# Direction:
Find every line in the records below that holds the word "Plaza", and copy each one.

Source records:

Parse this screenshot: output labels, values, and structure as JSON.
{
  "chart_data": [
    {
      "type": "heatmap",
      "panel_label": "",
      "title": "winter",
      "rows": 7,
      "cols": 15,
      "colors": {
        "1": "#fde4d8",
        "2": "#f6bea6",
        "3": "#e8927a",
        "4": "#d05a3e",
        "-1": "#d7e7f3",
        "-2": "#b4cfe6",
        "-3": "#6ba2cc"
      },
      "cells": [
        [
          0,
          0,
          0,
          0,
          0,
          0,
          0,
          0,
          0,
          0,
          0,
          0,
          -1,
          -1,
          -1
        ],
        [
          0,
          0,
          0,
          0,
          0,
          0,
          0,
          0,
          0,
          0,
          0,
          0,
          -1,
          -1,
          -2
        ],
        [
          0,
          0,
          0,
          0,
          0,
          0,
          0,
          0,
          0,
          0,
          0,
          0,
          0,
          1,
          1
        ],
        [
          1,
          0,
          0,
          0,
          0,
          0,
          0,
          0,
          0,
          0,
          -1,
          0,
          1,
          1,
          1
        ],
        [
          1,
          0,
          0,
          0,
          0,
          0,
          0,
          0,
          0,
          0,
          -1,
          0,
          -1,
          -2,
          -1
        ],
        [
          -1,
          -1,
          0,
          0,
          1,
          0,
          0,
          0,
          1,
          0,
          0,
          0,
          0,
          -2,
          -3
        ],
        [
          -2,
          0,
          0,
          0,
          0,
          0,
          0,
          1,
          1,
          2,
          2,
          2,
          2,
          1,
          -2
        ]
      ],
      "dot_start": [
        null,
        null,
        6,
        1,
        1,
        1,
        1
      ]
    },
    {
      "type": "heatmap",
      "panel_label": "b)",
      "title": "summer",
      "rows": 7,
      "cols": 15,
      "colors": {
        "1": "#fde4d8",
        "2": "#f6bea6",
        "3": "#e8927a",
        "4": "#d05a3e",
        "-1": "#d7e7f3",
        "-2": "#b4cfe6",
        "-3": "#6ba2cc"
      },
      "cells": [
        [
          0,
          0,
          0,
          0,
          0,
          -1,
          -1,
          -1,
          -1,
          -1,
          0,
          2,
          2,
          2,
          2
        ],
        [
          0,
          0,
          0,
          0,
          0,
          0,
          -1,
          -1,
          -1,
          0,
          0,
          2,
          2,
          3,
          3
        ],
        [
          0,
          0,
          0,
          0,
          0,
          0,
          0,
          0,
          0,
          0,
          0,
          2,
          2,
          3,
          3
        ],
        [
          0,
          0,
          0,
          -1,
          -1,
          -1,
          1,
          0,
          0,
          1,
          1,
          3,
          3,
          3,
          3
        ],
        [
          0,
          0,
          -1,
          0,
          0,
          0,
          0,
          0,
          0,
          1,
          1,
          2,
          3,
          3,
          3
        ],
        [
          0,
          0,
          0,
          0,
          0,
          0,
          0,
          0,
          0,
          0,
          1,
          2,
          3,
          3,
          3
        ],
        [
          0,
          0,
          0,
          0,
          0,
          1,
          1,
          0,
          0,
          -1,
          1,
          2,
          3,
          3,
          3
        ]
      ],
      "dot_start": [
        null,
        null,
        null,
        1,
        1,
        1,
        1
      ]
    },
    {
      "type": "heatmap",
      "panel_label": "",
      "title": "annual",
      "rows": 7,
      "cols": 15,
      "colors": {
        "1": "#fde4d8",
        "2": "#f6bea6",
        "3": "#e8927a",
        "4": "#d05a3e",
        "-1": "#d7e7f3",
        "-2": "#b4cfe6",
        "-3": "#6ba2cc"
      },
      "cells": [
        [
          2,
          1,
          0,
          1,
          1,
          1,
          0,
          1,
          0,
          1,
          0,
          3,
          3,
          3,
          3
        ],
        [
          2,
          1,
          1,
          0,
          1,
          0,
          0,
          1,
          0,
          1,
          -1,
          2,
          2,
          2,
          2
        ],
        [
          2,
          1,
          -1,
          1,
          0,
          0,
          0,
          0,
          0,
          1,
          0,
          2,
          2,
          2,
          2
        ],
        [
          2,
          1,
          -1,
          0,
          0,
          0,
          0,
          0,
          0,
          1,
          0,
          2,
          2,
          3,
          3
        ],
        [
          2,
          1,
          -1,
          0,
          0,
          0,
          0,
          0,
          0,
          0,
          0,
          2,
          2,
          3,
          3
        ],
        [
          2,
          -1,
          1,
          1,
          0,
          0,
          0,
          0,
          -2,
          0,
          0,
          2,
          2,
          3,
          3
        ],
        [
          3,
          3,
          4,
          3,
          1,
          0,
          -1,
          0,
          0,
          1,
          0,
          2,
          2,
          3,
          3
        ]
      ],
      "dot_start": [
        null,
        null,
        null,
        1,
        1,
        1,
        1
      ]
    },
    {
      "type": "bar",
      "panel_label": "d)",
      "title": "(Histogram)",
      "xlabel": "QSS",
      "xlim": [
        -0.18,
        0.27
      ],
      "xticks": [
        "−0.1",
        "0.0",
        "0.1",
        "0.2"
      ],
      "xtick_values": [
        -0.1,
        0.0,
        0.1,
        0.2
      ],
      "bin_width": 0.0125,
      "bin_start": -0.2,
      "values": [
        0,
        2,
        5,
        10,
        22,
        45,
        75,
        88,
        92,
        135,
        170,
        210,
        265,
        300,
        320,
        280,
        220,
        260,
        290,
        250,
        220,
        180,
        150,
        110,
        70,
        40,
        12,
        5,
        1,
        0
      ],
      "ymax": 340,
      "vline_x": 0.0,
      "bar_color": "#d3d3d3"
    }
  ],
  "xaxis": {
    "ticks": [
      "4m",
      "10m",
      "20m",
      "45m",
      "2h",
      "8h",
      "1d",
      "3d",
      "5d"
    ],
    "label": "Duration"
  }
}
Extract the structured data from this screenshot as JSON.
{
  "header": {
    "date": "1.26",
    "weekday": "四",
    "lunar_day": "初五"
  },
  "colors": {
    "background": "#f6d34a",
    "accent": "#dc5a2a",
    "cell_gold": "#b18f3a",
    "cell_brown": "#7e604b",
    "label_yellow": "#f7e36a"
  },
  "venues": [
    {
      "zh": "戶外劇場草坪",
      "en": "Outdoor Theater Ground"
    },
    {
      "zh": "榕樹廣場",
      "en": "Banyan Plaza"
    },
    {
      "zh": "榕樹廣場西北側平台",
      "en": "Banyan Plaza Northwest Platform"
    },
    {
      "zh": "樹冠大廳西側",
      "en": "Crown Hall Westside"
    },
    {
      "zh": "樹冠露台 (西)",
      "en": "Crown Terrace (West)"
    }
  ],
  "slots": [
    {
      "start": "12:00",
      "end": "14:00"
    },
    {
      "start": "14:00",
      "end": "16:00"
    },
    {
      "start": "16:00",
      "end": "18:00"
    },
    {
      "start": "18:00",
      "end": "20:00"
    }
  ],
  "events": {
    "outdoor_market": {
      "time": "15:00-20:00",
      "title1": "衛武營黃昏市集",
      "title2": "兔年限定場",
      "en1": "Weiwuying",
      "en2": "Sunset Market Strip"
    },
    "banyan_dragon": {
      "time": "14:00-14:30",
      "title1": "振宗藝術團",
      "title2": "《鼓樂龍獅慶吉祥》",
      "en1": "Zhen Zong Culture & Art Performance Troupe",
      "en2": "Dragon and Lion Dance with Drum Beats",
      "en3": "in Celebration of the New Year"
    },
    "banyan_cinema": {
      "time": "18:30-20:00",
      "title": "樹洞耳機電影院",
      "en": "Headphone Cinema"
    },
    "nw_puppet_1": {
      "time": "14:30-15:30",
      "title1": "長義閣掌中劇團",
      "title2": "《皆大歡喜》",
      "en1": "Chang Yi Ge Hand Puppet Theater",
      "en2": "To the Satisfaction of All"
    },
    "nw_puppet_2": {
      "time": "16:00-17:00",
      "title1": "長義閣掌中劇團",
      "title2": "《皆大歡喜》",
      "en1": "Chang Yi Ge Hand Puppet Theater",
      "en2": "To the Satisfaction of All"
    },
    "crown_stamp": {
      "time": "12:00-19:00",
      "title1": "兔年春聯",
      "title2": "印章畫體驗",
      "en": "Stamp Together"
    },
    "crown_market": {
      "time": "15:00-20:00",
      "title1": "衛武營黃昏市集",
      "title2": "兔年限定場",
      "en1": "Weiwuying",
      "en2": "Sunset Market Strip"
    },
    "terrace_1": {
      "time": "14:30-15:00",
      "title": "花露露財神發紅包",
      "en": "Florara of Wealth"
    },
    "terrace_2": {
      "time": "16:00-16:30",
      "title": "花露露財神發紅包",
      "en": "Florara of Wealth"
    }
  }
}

# Problem solution:
      "en": "Banyan Plaza"
      "en": "Banyan Plaza Northwest Platform"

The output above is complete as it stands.